- [YOUR TASK]
Reproduce verbatim the lines from the line with "chief-editor: 主 编：林 涛 (440, 50, 750, 66)" to the line with "left-answer-line: 八.1. 3 次 (58, 210, 98, 221)", both included.

________________________

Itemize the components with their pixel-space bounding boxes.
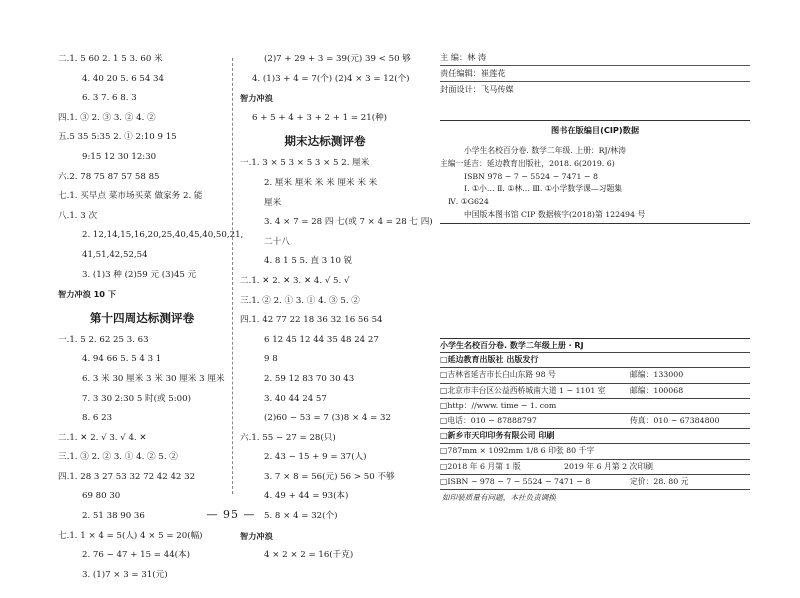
chief-editor: 主 编：林 涛 (440, 50, 750, 66)
cover-designer: 封面设计：飞马传媒 (440, 84, 514, 94)
isbn: □ISBN − 978 − 7 − 5524 − 7471 − 8 (440, 476, 591, 486)
left-answer-line: 41,51,42,52,54 (82, 249, 148, 260)
isbn-line (440, 475, 750, 490)
right-answer-line: 四.1. 42 77 22 18 36 32 16 56 54 (240, 315, 383, 326)
left-answer-line: 四.1. 28 3 27 53 32 72 42 42 32 (58, 471, 196, 482)
left-answer-line: 3. (1)3 种 (2)59 元 (3)45 元 (82, 269, 197, 280)
left-answer-line: 4. 40 20 5. 6 54 34 (82, 73, 164, 84)
printing: 2019 年 6 月第 2 次印刷 (564, 461, 653, 471)
beijing-postcode: 邮编：100068 (630, 385, 684, 395)
left-answer-line: 七.1. 买早点 菜市场买菜 做家务 2. 能 (58, 191, 203, 202)
left-answer-section-heading: 第十四周达标测评卷 (89, 310, 195, 325)
right-answer-line: 4. (1)3 + 4 = 7(个) (2)4 × 3 = 12(个) (252, 73, 410, 84)
left-answer-line: 六.2. 78 75 87 57 58 85 (58, 171, 160, 182)
left-answer-line: 一.1. 5 2. 62 25 3. 63 (58, 334, 149, 345)
left-answer-line: 七.1. 1 × 4 = 5(人) 4 × 5 = 20(幅) (58, 530, 203, 541)
publisher-postcode: 邮编：133000 (630, 370, 684, 380)
left-answer-line: 9:15 12 30 12:30 (82, 151, 157, 162)
answer-column-right (240, 50, 433, 566)
cip-line: 中国版本图书馆 CIP 数据核字(2018)第 122494 号 (464, 209, 646, 219)
left-answer-line: 八.1. 3 次 (58, 210, 98, 221)
cip-data-box (440, 120, 750, 224)
left-answer-bonus-label: 智力冲浪 10 下 (58, 289, 117, 300)
left-answer-line: 三.1. ③ 2. ② 3. ① 4. ② 5. ② (58, 452, 178, 463)
page-number: — 95 — (206, 508, 256, 521)
right-answer-line: 6 + 5 + 4 + 3 + 2 + 1 = 21(种) (252, 112, 388, 123)
right-answer-line: 4. 8 1 5 5. 直 3 10 锐 (264, 256, 353, 267)
right-answer-line: (2)60 − 53 = 7 (3)8 × 4 = 32 (264, 413, 391, 424)
left-answer-line: 二.1. ✕ 2. √ 3. √ 4. ✕ (58, 432, 147, 443)
right-answer-line: 六.1. 55 − 27 = 28(只) (240, 432, 336, 443)
right-answer-bonus-label: 智力冲浪 (240, 93, 273, 104)
cip-line: ISBN 978 − 7 − 5524 − 7471 − 8 (464, 171, 598, 181)
price: 定价：28. 80 元 (630, 476, 689, 486)
cip-line: 主编一延吉：延边教育出版社，2018. 6(2019. 6) (440, 158, 615, 168)
edition: □2018 年 6 月第 1 版 (440, 461, 521, 471)
column-divider (232, 58, 233, 494)
phone: □电话：010 − 87888797 (440, 415, 537, 425)
right-answer-line: 2. 43 − 15 + 9 = 37(人) (264, 452, 367, 463)
right-answer-line: 3. 4 × 7 = 28 四 七(或 7 × 4 = 28 七 四) (264, 217, 433, 228)
right-answer-line: (2)7 + 29 + 3 = 39(元) 39 < 50 够 (264, 54, 411, 64)
right-answer-line: 三.1. ② 2. ① 3. ① 4. ③ 5. ② (240, 295, 360, 306)
beijing-address: □北京市丰台区公益西桥城南大道 1 − 1101 室 (440, 385, 606, 395)
right-answer-line: 3. 7 × 8 = 56(元) 56 > 50 不够 (264, 471, 395, 482)
phone-line (440, 414, 750, 429)
fax: 传真：010 − 67384800 (630, 415, 720, 425)
publisher-address-line (440, 368, 750, 383)
right-answer-line: 4. 49 + 44 = 93(本) (264, 491, 349, 502)
quality-note: 如印装质量有问题，本社负责调换 (442, 492, 556, 502)
left-answer-line: 8. 6 23 (82, 413, 113, 424)
imprint-block (440, 338, 750, 506)
right-answer-line: 2. 59 12 83 70 30 43 (264, 373, 355, 384)
right-answer-section-heading: 期末达标测评卷 (284, 134, 366, 149)
cip-title: 图书在版编目(CIP)数据 (550, 125, 640, 135)
left-answer-line: 7. 3 30 2:30 5 时(或 5:00) (82, 393, 191, 404)
left-answer-line: 6. 3 米 30 厘米 3 米 30 厘米 3 厘米 (82, 373, 225, 384)
left-answer-line: 五.5 35 5:35 2. ① 2:10 9 15 (58, 132, 177, 143)
left-answer-line: 2. 76 − 47 + 15 = 44(本) (82, 550, 190, 561)
right-answer-line: 一.1. 3 × 5 3 × 5 3 × 5 2. 厘米 (240, 158, 370, 169)
left-answer-line: 6. 3 7. 6 8. 3 (82, 93, 137, 104)
website-line: □http：//www. time − 1. com (440, 399, 750, 414)
right-answer-line: 厘米 (264, 197, 282, 208)
cip-lines (440, 145, 750, 222)
right-answer-line: 4 × 2 × 2 = 16(千克) (264, 550, 354, 561)
left-answer-line: 四.1. ③ 2. ③ 3. ② 4. ② (58, 112, 156, 123)
printer-line: □新乡市天印印务有限公司 印刷 (440, 429, 750, 444)
left-answer-line: 二.1. 5 60 2. 1 5 3. 60 米 (58, 54, 163, 64)
right-answer-line: 9 8 (264, 354, 278, 365)
right-answer-line: 6 12 45 12 44 35 48 24 27 (264, 334, 379, 345)
format-line: □787mm × 1092mm 1/8 6 印张 80 千字 (440, 444, 750, 459)
cip-line: Ⅰ. ①小… Ⅱ. ①林… Ⅲ. ①小学数学课—习题集 (464, 184, 623, 194)
left-answer-line: 2. 51 38 90 36 (82, 511, 145, 522)
cip-line: 小学生名校百分卷. 数学二年级. 上册：RJ/林涛 (464, 146, 626, 155)
left-answer-line: 69 80 30 (82, 491, 121, 502)
editor-credits (440, 50, 750, 98)
cip-line: Ⅳ. ①G624 (448, 197, 489, 207)
publisher-address: □吉林省延吉市长白山东路 98 号 (440, 370, 556, 380)
responsible-editor: 责任编辑：崔莲花 (440, 66, 750, 82)
left-answer-line: 4. 94 66 5. 5 4 3 1 (82, 354, 162, 365)
right-answer-bonus-label: 智力冲浪 (240, 530, 273, 541)
left-answer-line: 2. 12,14,15,16,20,25,40,45,40,50,21, (82, 230, 244, 241)
right-answer-line: 3. 40 44 24 57 (264, 393, 327, 404)
right-answer-line: 二.1. ✕ 2. ✕ 3. ✕ 4. √ 5. √ (240, 275, 350, 286)
beijing-address-line (440, 384, 750, 399)
right-answer-line: 5. 8 × 4 = 32(个) (264, 511, 338, 522)
right-answer-line: 二十八 (264, 236, 290, 247)
right-answer-line: 2. 厘米 厘米 米 米 厘米 米 米 (264, 177, 378, 188)
publisher-line: □延边教育出版社 出版发行 (440, 353, 750, 368)
imprint-title: 小学生名校百分卷. 数学二年级上册 · RJ (440, 338, 750, 353)
edition-line (440, 460, 750, 475)
left-answer-line: 3. (1)7 × 3 = 31(元) (82, 569, 168, 580)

________________________

- [SOLUTION]
chief-editor: 主 编：林 涛 (440, 50, 750, 66)
cover-designer: 封面设计：飞马传媒 (440, 84, 514, 94)
isbn: □ISBN − 978 − 7 − 5524 − 7471 − 8 (440, 476, 591, 486)
left-answer-line: 41,51,42,52,54 (82, 249, 148, 260)
isbn-line (440, 475, 750, 490)
right-answer-line: 四.1. 42 77 22 18 36 32 16 56 54 (240, 315, 383, 326)
left-answer-line: 四.1. 28 3 27 53 32 72 42 42 32 (58, 471, 196, 482)
left-answer-line: 3. (1)3 种 (2)59 元 (3)45 元 (82, 269, 197, 280)
left-answer-line: 4. 40 20 5. 6 54 34 (82, 73, 164, 84)
printing: 2019 年 6 月第 2 次印刷 (564, 461, 653, 471)
beijing-postcode: 邮编：100068 (630, 385, 684, 395)
left-answer-line: 七.1. 买早点 菜市场买菜 做家务 2. 能 (58, 191, 203, 202)
left-answer-section-heading: 第十四周达标测评卷 (89, 310, 195, 325)
right-answer-line: 4. (1)3 + 4 = 7(个) (2)4 × 3 = 12(个) (252, 73, 410, 84)
left-answer-line: 六.2. 78 75 87 57 58 85 (58, 171, 160, 182)
left-answer-line: 一.1. 5 2. 62 25 3. 63 (58, 334, 149, 345)
left-answer-line: 七.1. 1 × 4 = 5(人) 4 × 5 = 20(幅) (58, 530, 203, 541)
publisher-postcode: 邮编：133000 (630, 370, 684, 380)
left-answer-line: 9:15 12 30 12:30 (82, 151, 157, 162)
answer-column-right (240, 50, 433, 566)
cip-line: 中国版本图书馆 CIP 数据核字(2018)第 122494 号 (464, 209, 646, 219)
left-answer-line: 八.1. 3 次 (58, 210, 98, 221)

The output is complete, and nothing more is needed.